ENTRIES SUPPLIED |
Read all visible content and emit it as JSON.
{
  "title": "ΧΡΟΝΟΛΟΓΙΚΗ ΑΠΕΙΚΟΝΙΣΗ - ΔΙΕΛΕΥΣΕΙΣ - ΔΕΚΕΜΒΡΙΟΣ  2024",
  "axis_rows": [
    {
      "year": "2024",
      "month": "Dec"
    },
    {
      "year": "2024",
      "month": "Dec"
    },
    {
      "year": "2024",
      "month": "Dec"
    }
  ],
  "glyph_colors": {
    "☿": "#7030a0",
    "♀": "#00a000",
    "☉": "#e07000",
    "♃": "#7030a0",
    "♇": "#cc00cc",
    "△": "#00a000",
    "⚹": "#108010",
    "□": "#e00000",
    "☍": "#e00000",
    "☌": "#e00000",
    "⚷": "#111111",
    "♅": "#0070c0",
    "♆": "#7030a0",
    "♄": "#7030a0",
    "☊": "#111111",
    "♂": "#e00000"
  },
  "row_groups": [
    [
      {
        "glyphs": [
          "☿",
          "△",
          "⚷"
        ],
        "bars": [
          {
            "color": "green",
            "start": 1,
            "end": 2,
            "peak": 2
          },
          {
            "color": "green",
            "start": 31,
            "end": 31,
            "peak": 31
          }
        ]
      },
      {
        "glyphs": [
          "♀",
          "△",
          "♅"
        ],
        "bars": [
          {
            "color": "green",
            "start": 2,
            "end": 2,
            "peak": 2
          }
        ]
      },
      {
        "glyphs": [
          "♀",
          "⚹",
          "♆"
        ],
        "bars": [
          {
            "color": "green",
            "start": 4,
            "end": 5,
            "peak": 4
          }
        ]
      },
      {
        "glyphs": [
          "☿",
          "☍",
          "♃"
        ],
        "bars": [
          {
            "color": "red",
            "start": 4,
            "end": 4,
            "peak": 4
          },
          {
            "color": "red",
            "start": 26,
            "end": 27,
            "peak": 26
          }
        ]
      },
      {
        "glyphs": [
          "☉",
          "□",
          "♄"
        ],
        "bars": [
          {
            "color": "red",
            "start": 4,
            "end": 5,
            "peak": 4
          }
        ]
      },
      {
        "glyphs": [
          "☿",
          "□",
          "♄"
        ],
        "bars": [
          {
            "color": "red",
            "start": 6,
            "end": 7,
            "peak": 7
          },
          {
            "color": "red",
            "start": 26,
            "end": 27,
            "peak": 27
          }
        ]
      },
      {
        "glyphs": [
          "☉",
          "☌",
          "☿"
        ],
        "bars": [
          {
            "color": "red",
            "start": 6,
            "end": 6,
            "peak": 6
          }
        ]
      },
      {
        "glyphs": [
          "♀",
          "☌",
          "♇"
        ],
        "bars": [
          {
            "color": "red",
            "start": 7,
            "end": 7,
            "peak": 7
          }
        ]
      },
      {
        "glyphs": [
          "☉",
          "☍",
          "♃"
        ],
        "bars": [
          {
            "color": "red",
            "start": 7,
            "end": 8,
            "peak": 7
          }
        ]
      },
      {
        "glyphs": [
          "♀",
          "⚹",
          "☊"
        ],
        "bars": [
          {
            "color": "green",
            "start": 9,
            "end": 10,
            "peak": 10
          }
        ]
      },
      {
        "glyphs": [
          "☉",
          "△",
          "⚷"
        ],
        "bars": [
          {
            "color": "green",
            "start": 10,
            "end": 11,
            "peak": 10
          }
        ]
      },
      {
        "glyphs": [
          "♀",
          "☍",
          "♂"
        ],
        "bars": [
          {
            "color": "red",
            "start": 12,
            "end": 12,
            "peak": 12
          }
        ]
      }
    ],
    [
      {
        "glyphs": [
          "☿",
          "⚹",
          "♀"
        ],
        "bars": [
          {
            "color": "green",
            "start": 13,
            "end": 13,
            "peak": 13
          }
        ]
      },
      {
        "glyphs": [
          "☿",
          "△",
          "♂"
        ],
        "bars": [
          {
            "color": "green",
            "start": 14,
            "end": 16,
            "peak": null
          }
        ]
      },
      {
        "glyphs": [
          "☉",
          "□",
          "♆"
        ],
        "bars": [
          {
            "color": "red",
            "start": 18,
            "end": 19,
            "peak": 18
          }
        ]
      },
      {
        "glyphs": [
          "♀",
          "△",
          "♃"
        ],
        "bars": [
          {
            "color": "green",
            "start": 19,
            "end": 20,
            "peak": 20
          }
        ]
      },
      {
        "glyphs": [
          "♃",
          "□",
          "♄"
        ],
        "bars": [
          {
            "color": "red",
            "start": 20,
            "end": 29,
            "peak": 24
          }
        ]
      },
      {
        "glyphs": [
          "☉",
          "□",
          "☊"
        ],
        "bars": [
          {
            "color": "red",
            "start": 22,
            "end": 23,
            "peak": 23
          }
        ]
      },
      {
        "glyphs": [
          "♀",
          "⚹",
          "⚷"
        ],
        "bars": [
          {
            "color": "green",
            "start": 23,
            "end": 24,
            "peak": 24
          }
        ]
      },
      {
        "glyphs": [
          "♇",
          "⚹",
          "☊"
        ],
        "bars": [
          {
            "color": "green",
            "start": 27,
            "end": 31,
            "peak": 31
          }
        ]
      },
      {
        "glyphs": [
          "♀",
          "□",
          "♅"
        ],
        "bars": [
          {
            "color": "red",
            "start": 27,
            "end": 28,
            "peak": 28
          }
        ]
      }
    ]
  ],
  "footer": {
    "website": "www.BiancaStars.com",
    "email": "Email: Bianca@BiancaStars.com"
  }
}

TASK DESCRIPTION |
Retype all of the material, keeping each line exact.

RESULT OF THIS EXERCISE |
Read all visible content and emit it as JSON.
{
  "title": "ΧΡΟΝΟΛΟΓΙΚΗ ΑΠΕΙΚΟΝΙΣΗ - ΔΙΕΛΕΥΣΕΙΣ - ΔΕΚΕΜΒΡΙΟΣ  2024",
  "axis_rows": [
    {
      "year": "2024",
      "month": "Dec"
    },
    {
      "year": "2024",
      "month": "Dec"
    },
    {
      "year": "2024",
      "month": "Dec"
    }
  ],
  "glyph_colors": {
    "☿": "#7030a0",
    "♀": "#00a000",
    "☉": "#e07000",
    "♃": "#7030a0",
    "♇": "#cc00cc",
    "△": "#00a000",
    "⚹": "#108010",
    "□": "#e00000",
    "☍": "#e00000",
    "☌": "#e00000",
    "⚷": "#111111",
    "♅": "#0070c0",
    "♆": "#7030a0",
    "♄": "#7030a0",
    "☊": "#111111",
    "♂": "#e00000"
  },
  "row_groups": [
    [
      {
        "glyphs": [
          "☿",
          "△",
          "⚷"
        ],
        "bars": [
          {
            "color": "green",
            "start": 1,
            "end": 2,
            "peak": 2
          },
          {
            "color": "green",
            "start": 31,
            "end": 31,
            "peak": 31
          }
        ]
      },
      {
        "glyphs": [
          "♀",
          "△",
          "♅"
        ],
        "bars": [
          {
            "color": "green",
            "start": 2,
            "end": 2,
            "peak": 2
          }
        ]
      },
      {
        "glyphs": [
          "♀",
          "⚹",
          "♆"
        ],
        "bars": [
          {
            "color": "green",
            "start": 4,
            "end": 5,
            "peak": 4
          }
        ]
      },
      {
        "glyphs": [
          "☿",
          "☍",
          "♃"
        ],
        "bars": [
          {
            "color": "red",
            "start": 4,
            "end": 4,
            "peak": 4
          },
          {
            "color": "red",
            "start": 26,
            "end": 27,
            "peak": 26
          }
        ]
      },
      {
        "glyphs": [
          "☉",
          "□",
          "♄"
        ],
        "bars": [
          {
            "color": "red",
            "start": 4,
            "end": 5,
            "peak": 4
          }
        ]
      },
      {
        "glyphs": [
          "☿",
          "□",
          "♄"
        ],
        "bars": [
          {
            "color": "red",
            "start": 6,
            "end": 7,
            "peak": 7
          },
          {
            "color": "red",
            "start": 26,
            "end": 27,
            "peak": 27
          }
        ]
      },
      {
        "glyphs": [
          "☉",
          "☌",
          "☿"
        ],
        "bars": [
          {
            "color": "red",
            "start": 6,
            "end": 6,
            "peak": 6
          }
        ]
      },
      {
        "glyphs": [
          "♀",
          "☌",
          "♇"
        ],
        "bars": [
          {
            "color": "red",
            "start": 7,
            "end": 7,
            "peak": 7
          }
        ]
      },
      {
        "glyphs": [
          "☉",
          "☍",
          "♃"
        ],
        "bars": [
          {
            "color": "red",
            "start": 7,
            "end": 8,
            "peak": 7
          }
        ]
      },
      {
        "glyphs": [
          "♀",
          "⚹",
          "☊"
        ],
        "bars": [
          {
            "color": "green",
            "start": 9,
            "end": 10,
            "peak": 10
          }
        ]
      },
      {
        "glyphs": [
          "☉",
          "△",
          "⚷"
        ],
        "bars": [
          {
            "color": "green",
            "start": 10,
            "end": 11,
            "peak": 10
          }
        ]
      },
      {
        "glyphs": [
          "♀",
          "☍",
          "♂"
        ],
        "bars": [
          {
            "color": "red",
            "start": 12,
            "end": 12,
            "peak": 12
          }
        ]
      }
    ],
    [
      {
        "glyphs": [
          "☿",
          "⚹",
          "♀"
        ],
        "bars": [
          {
            "color": "green",
            "start": 13,
            "end": 13,
            "peak": 13
          }
        ]
      },
      {
        "glyphs": [
          "☿",
          "△",
          "♂"
        ],
        "bars": [
          {
            "color": "green",
            "start": 14,
            "end": 16,
            "peak": null
          }
        ]
      },
      {
        "glyphs": [
          "☉",
          "□",
          "♆"
        ],
        "bars": [
          {
            "color": "red",
            "start": 18,
            "end": 19,
            "peak": 18
          }
        ]
      },
      {
        "glyphs": [
          "♀",
          "△",
          "♃"
        ],
        "bars": [
          {
            "color": "green",
            "start": 19,
            "end": 20,
            "peak": 20
          }
        ]
      },
      {
        "glyphs": [
          "♃",
          "□",
          "♄"
        ],
        "bars": [
          {
            "color": "red",
            "start": 20,
            "end": 29,
            "peak": 24
          }
        ]
      },
      {
        "glyphs": [
          "☉",
          "□",
          "☊"
        ],
        "bars": [
          {
            "color": "red",
            "start": 22,
            "end": 23,
            "peak": 23
          }
        ]
      },
      {
        "glyphs": [
          "♀",
          "⚹",
          "⚷"
        ],
        "bars": [
          {
            "color": "green",
            "start": 23,
            "end": 24,
            "peak": 24
          }
        ]
      },
      {
        "glyphs": [
          "♇",
          "⚹",
          "☊"
        ],
        "bars": [
          {
            "color": "green",
            "start": 27,
            "end": 31,
            "peak": 31
          }
        ]
      },
      {
        "glyphs": [
          "♀",
          "□",
          "♅"
        ],
        "bars": [
          {
            "color": "red",
            "start": 27,
            "end": 28,
            "peak": 28
          }
        ]
      }
    ]
  ],
  "footer": {
    "website": "www.BiancaStars.com",
    "email": "Email: Bianca@BiancaStars.com"
  }
}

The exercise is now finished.